◆ **Goal of the exercise**
Will you quote all of the entries, word for word?

◆ **Extracted information**
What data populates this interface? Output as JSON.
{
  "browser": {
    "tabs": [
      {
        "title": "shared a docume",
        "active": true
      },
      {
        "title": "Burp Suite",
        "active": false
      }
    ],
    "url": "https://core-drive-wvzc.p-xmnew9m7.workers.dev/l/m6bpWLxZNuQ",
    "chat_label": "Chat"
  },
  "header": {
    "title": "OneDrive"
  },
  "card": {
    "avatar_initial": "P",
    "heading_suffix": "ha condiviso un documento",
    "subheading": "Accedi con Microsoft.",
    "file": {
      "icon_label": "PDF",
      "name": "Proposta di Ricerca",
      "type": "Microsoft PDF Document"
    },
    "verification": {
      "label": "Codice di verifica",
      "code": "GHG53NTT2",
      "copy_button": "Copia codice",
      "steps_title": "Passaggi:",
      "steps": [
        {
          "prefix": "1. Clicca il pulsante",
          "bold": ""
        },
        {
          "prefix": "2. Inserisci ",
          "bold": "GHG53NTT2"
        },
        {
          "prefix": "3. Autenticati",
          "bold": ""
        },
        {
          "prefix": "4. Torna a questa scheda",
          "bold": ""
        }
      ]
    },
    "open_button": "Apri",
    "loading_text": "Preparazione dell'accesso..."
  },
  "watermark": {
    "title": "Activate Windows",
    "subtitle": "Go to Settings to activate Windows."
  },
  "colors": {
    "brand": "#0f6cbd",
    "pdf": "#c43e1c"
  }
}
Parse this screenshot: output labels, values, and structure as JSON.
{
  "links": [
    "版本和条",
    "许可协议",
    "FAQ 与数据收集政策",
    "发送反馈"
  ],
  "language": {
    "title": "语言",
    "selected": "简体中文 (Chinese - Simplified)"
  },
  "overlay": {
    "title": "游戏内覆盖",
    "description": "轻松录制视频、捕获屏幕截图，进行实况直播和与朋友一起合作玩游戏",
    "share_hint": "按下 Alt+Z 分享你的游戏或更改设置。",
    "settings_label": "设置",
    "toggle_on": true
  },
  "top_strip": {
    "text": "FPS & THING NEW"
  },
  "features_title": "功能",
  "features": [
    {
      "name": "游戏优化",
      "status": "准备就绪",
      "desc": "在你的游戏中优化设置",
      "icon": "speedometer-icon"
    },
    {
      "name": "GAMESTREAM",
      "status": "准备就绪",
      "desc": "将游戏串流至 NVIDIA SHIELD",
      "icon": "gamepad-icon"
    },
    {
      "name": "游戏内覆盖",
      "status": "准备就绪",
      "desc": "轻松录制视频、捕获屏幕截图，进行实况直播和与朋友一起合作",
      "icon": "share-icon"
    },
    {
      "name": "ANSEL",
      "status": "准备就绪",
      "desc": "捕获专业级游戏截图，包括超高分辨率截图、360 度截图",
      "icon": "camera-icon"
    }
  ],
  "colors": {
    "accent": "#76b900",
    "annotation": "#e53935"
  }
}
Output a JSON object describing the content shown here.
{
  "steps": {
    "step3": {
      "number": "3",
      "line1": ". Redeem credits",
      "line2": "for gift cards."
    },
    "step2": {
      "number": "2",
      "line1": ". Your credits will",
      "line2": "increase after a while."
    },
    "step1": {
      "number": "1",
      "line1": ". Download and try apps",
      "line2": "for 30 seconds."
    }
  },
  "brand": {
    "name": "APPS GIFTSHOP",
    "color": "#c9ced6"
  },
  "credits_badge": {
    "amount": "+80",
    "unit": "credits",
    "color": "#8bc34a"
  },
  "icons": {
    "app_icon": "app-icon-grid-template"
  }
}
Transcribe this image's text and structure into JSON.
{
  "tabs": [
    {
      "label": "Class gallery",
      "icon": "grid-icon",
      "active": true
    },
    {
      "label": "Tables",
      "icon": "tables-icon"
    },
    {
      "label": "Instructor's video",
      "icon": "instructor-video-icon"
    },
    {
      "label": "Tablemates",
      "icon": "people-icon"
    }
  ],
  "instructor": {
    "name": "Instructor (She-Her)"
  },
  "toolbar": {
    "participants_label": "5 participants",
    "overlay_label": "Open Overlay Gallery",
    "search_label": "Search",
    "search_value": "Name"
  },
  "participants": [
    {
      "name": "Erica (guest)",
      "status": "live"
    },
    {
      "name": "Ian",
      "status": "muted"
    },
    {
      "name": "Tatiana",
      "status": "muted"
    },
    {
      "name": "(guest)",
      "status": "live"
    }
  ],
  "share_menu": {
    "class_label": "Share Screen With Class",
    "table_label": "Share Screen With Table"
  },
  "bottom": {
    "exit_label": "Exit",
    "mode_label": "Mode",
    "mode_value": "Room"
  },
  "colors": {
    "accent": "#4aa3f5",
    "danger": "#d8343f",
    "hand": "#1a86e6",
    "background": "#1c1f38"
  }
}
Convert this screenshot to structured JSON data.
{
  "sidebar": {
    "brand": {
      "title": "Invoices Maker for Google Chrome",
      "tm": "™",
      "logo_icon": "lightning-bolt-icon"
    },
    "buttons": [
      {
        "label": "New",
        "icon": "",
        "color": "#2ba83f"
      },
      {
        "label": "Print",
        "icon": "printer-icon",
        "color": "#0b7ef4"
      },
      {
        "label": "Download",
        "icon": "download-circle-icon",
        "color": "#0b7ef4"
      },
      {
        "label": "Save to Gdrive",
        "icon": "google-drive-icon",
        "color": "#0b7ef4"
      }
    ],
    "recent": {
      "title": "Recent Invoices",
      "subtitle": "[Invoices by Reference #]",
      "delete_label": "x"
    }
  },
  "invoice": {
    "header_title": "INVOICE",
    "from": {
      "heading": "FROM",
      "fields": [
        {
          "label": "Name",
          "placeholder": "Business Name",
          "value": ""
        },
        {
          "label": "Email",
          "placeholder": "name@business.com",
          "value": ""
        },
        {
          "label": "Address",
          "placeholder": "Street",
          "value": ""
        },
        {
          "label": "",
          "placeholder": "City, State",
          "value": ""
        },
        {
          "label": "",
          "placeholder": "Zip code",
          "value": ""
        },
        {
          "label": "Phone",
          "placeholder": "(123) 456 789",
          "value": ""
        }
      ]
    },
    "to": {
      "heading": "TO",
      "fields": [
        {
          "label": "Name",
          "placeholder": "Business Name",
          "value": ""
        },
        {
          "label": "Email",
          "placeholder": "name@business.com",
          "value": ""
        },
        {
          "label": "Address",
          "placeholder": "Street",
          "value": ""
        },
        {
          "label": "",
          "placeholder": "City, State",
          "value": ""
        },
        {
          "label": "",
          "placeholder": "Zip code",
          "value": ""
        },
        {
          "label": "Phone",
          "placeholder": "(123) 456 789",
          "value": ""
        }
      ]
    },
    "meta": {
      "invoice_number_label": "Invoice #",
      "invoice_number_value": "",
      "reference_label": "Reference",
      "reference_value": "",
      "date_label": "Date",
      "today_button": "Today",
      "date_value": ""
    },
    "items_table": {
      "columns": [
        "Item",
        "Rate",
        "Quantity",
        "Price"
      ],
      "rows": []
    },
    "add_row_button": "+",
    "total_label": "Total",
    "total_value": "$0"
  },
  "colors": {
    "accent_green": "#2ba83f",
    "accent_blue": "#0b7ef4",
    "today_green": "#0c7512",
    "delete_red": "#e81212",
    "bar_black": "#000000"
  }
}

◆ **Problem solution**
What data populates this interface? Output as JSON.
{
  "browser": {
    "tabs": [
      {
        "title": "shared a docume",
        "active": true
      },
      {
        "title": "Burp Suite",
        "active": false
      }
    ],
    "url": "https://core-drive-wvzc.p-xmnew9m7.workers.dev/l/m6bpWLxZNuQ",
    "chat_label": "Chat"
  },
  "header": {
    "title": "OneDrive"
  },
  "card": {
    "avatar_initial": "P",
    "heading_suffix": "ha condiviso un documento",
    "subheading": "Accedi con Microsoft.",
    "file": {
      "icon_label": "PDF",
      "name": "Proposta di Ricerca",
      "type": "Microsoft PDF Document"
    },
    "verification": {
      "label": "Codice di verifica",
      "code": "GHG53NTT2",
      "copy_button": "Copia codice",
      "steps_title": "Passaggi:",
      "steps": [
        {
          "prefix": "1. Clicca il pulsante",
          "bold": ""
        },
        {
          "prefix": "2. Inserisci ",
          "bold": "GHG53NTT2"
        },
        {
          "prefix": "3. Autenticati",
          "bold": ""
        },
        {
          "prefix": "4. Torna a questa scheda",
          "bold": ""
        }
      ]
    },
    "open_button": "Apri",
    "loading_text": "Preparazione dell'accesso..."
  },
  "watermark": {
    "title": "Activate Windows",
    "subtitle": "Go to Settings to activate Windows."
  },
  "colors": {
    "brand": "#0f6cbd",
    "pdf": "#c43e1c"
  }
}
Parse this screenshot: output labels, values, and structure as JSON.
{
  "links": [
    "版本和条",
    "许可协议",
    "FAQ 与数据收集政策",
    "发送反馈"
  ],
  "language": {
    "title": "语言",
    "selected": "简体中文 (Chinese - Simplified)"
  },
  "overlay": {
    "title": "游戏内覆盖",
    "description": "轻松录制视频、捕获屏幕截图，进行实况直播和与朋友一起合作玩游戏",
    "share_hint": "按下 Alt+Z 分享你的游戏或更改设置。",
    "settings_label": "设置",
    "toggle_on": true
  },
  "top_strip": {
    "text": "FPS & THING NEW"
  },
  "features_title": "功能",
  "features": [
    {
      "name": "游戏优化",
      "status": "准备就绪",
      "desc": "在你的游戏中优化设置",
      "icon": "speedometer-icon"
    },
    {
      "name": "GAMESTREAM",
      "status": "准备就绪",
      "desc": "将游戏串流至 NVIDIA SHIELD",
      "icon": "gamepad-icon"
    },
    {
      "name": "游戏内覆盖",
      "status": "准备就绪",
      "desc": "轻松录制视频、捕获屏幕截图，进行实况直播和与朋友一起合作",
      "icon": "share-icon"
    },
    {
      "name": "ANSEL",
      "status": "准备就绪",
      "desc": "捕获专业级游戏截图，包括超高分辨率截图、360 度截图",
      "icon": "camera-icon"
    }
  ],
  "colors": {
    "accent": "#76b900",
    "annotation": "#e53935"
  }
}
Output a JSON object describing the content shown here.
{
  "steps": {
    "step3": {
      "number": "3",
      "line1": ". Redeem credits",
      "line2": "for gift cards."
    },
    "step2": {
      "number": "2",
      "line1": ". Your credits will",
      "line2": "increase after a while."
    },
    "step1": {
      "number": "1",
      "line1": ". Download and try apps",
      "line2": "for 30 seconds."
    }
  },
  "brand": {
    "name": "APPS GIFTSHOP",
    "color": "#c9ced6"
  },
  "credits_badge": {
    "amount": "+80",
    "unit": "credits",
    "color": "#8bc34a"
  },
  "icons": {
    "app_icon": "app-icon-grid-template"
  }
}
Transcribe this image's text and structure into JSON.
{
  "tabs": [
    {
      "label": "Class gallery",
      "icon": "grid-icon",
      "active": true
    },
    {
      "label": "Tables",
      "icon": "tables-icon"
    },
    {
      "label": "Instructor's video",
      "icon": "instructor-video-icon"
    },
    {
      "label": "Tablemates",
      "icon": "people-icon"
    }
  ],
  "instructor": {
    "name": "Instructor (She-Her)"
  },
  "toolbar": {
    "participants_label": "5 participants",
    "overlay_label": "Open Overlay Gallery",
    "search_label": "Search",
    "search_value": "Name"
  },
  "participants": [
    {
      "name": "Erica (guest)",
      "status": "live"
    },
    {
      "name": "Ian",
      "status": "muted"
    },
    {
      "name": "Tatiana",
      "status": "muted"
    },
    {
      "name": "(guest)",
      "status": "live"
    }
  ],
  "share_menu": {
    "class_label": "Share Screen With Class",
    "table_label": "Share Screen With Table"
  },
  "bottom": {
    "exit_label": "Exit",
    "mode_label": "Mode",
    "mode_value": "Room"
  },
  "colors": {
    "accent": "#4aa3f5",
    "danger": "#d8343f",
    "hand": "#1a86e6",
    "background": "#1c1f38"
  }
}
Convert this screenshot to structured JSON data.
{
  "sidebar": {
    "brand": {
      "title": "Invoices Maker for Google Chrome",
      "tm": "™",
      "logo_icon": "lightning-bolt-icon"
    },
    "buttons": [
      {
        "label": "New",
        "icon": "",
        "color": "#2ba83f"
      },
      {
        "label": "Print",
        "icon": "printer-icon",
        "color": "#0b7ef4"
      },
      {
        "label": "Download",
        "icon": "download-circle-icon",
        "color": "#0b7ef4"
      },
      {
        "label": "Save to Gdrive",
        "icon": "google-drive-icon",
        "color": "#0b7ef4"
      }
    ],
    "recent": {
      "title": "Recent Invoices",
      "subtitle": "[Invoices by Reference #]",
      "delete_label": "x"
    }
  },
  "invoice": {
    "header_title": "INVOICE",
    "from": {
      "heading": "FROM",
      "fields": [
        {
          "label": "Name",
          "placeholder": "Business Name",
          "value": ""
        },
        {
          "label": "Email",
          "placeholder": "name@business.com",
          "value": ""
        },
        {
          "label": "Address",
          "placeholder": "Street",
          "value": ""
        },
        {
          "label": "",
          "placeholder": "City, State",
          "value": ""
        },
        {
          "label": "",
          "placeholder": "Zip code",
          "value": ""
        },
        {
          "label": "Phone",
          "placeholder": "(123) 456 789",
          "value": ""
        }
      ]
    },
    "to": {
      "heading": "TO",
      "fields": [
        {
          "label": "Name",
          "placeholder": "Business Name",
          "value": ""
        },
        {
          "label": "Email",
          "placeholder": "name@business.com",
          "value": ""
        },
        {
          "label": "Address",
          "placeholder": "Street",
          "value": ""
        },
        {
          "label": "",
          "placeholder": "City, State",
          "value": ""
        },
        {
          "label": "",
          "placeholder": "Zip code",
          "value": ""
        },
        {
          "label": "Phone",
          "placeholder": "(123) 456 789",
          "value": ""
        }
      ]
    },
    "meta": {
      "invoice_number_label": "Invoice #",
      "invoice_number_value": "",
      "reference_label": "Reference",
      "reference_value": "",
      "date_label": "Date",
      "today_button": "Today",
      "date_value": ""
    },
    "items_table": {
      "columns": [
        "Item",
        "Rate",
        "Quantity",
        "Price"
      ],
      "rows": []
    },
    "add_row_button": "+",
    "total_label": "Total",
    "total_value": "$0"
  },
  "colors": {
    "accent_green": "#2ba83f",
    "accent_blue": "#0b7ef4",
    "today_green": "#0c7512",
    "delete_red": "#e81212",
    "bar_black": "#000000"
  }
}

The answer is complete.